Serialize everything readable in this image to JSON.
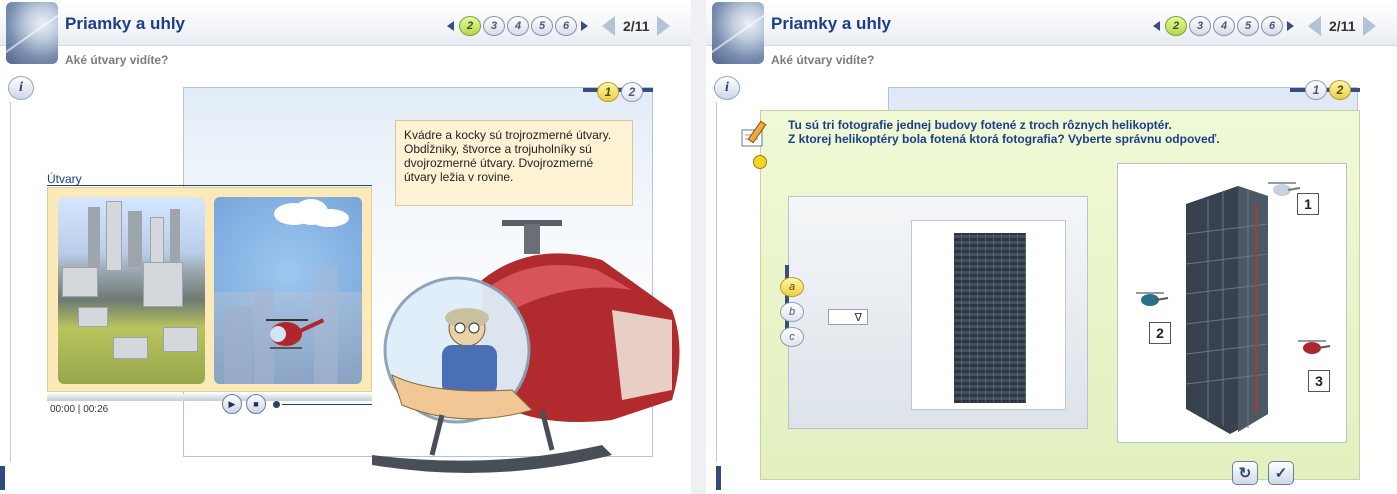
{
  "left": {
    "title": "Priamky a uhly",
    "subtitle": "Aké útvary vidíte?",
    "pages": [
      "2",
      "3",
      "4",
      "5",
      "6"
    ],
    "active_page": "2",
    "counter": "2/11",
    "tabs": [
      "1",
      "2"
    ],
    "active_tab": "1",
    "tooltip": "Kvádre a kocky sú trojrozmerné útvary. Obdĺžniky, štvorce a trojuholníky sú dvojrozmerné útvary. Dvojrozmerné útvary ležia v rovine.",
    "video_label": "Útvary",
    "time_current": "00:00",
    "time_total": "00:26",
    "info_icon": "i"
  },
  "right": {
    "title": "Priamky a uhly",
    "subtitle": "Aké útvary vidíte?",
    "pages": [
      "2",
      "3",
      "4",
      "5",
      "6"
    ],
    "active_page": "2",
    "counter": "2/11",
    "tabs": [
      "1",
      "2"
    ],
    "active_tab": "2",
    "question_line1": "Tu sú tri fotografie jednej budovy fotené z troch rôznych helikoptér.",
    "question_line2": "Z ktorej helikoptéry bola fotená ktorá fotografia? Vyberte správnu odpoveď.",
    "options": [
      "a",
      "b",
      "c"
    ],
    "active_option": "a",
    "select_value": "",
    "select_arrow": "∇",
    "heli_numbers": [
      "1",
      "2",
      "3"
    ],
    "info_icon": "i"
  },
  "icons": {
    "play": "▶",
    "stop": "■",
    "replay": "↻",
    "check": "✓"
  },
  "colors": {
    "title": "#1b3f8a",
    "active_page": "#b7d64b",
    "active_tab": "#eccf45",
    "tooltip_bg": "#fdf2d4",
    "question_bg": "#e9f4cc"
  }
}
+++
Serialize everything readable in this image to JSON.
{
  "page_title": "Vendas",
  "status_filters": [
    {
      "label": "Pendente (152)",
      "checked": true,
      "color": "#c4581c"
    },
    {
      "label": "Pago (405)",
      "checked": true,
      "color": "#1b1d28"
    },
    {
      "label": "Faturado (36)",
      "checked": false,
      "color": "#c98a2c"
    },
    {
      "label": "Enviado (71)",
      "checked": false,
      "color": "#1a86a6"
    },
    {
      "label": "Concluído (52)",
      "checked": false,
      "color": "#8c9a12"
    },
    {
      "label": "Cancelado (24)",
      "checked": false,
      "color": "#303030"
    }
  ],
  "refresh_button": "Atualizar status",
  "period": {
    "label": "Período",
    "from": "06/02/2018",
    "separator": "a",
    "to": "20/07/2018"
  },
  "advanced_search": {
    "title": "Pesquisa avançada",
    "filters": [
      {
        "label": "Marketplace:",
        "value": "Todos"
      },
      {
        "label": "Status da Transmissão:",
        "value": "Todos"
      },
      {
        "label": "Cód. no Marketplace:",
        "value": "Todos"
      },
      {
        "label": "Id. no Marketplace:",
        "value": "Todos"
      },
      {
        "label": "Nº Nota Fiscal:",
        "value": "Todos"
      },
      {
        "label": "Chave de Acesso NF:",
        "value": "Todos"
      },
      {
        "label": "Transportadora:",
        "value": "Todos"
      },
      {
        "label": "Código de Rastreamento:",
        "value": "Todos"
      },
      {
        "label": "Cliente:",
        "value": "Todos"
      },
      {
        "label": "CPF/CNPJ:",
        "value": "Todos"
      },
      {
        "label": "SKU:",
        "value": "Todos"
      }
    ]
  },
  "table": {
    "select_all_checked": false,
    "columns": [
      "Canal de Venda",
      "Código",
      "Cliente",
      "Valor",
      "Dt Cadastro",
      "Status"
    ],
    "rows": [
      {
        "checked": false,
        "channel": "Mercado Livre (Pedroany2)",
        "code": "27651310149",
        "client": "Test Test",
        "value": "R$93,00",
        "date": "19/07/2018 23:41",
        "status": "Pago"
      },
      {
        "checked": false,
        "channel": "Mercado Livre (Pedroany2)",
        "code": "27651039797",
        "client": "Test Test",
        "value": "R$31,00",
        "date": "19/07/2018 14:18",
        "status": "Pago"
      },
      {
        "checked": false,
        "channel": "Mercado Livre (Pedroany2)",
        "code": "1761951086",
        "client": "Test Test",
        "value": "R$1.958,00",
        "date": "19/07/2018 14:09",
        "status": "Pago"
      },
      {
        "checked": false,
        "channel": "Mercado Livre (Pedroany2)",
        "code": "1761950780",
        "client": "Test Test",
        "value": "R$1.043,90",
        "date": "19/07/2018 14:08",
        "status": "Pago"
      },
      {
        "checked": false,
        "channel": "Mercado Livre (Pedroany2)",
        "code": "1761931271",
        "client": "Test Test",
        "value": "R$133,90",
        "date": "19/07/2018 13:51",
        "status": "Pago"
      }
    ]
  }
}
+++
▸ Aim of the exercise: Find the lines above that include the string "Marketplace" and copy them.

▸ Answer to the problem:
        "label": "Marketplace:",
        "label": "Cód. no Marketplace:",
        "label": "Id. no Marketplace:",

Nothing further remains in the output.